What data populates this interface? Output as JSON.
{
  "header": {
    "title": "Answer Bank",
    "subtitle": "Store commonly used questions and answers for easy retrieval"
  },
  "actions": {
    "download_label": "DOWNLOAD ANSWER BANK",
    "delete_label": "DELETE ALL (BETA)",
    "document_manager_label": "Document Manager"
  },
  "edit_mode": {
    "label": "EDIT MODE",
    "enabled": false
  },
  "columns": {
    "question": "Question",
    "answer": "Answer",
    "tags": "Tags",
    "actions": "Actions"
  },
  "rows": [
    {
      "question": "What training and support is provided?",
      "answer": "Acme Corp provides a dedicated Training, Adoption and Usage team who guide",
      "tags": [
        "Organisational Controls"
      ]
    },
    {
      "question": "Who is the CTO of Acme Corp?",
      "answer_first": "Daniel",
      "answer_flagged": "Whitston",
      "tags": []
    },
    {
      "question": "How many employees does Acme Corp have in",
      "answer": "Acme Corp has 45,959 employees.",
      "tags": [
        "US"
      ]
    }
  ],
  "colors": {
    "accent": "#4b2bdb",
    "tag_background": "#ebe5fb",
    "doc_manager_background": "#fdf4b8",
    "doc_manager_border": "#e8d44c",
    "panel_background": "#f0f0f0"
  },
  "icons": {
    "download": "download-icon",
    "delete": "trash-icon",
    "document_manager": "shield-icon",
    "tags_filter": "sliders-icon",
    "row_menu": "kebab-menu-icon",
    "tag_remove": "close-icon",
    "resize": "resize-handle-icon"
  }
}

━━━━━━━━

Given task:
Repeat every entry exactly as written above.

Written solution:
What data populates this interface? Output as JSON.
{
  "header": {
    "title": "Answer Bank",
    "subtitle": "Store commonly used questions and answers for easy retrieval"
  },
  "actions": {
    "download_label": "DOWNLOAD ANSWER BANK",
    "delete_label": "DELETE ALL (BETA)",
    "document_manager_label": "Document Manager"
  },
  "edit_mode": {
    "label": "EDIT MODE",
    "enabled": false
  },
  "columns": {
    "question": "Question",
    "answer": "Answer",
    "tags": "Tags",
    "actions": "Actions"
  },
  "rows": [
    {
      "question": "What training and support is provided?",
      "answer": "Acme Corp provides a dedicated Training, Adoption and Usage team who guide",
      "tags": [
        "Organisational Controls"
      ]
    },
    {
      "question": "Who is the CTO of Acme Corp?",
      "answer_first": "Daniel",
      "answer_flagged": "Whitston",
      "tags": []
    },
    {
      "question": "How many employees does Acme Corp have in",
      "answer": "Acme Corp has 45,959 employees.",
      "tags": [
        "US"
      ]
    }
  ],
  "colors": {
    "accent": "#4b2bdb",
    "tag_background": "#ebe5fb",
    "doc_manager_background": "#fdf4b8",
    "doc_manager_border": "#e8d44c",
    "panel_background": "#f0f0f0"
  },
  "icons": {
    "download": "download-icon",
    "delete": "trash-icon",
    "document_manager": "shield-icon",
    "tags_filter": "sliders-icon",
    "row_menu": "kebab-menu-icon",
    "tag_remove": "close-icon",
    "resize": "resize-handle-icon"
  }
}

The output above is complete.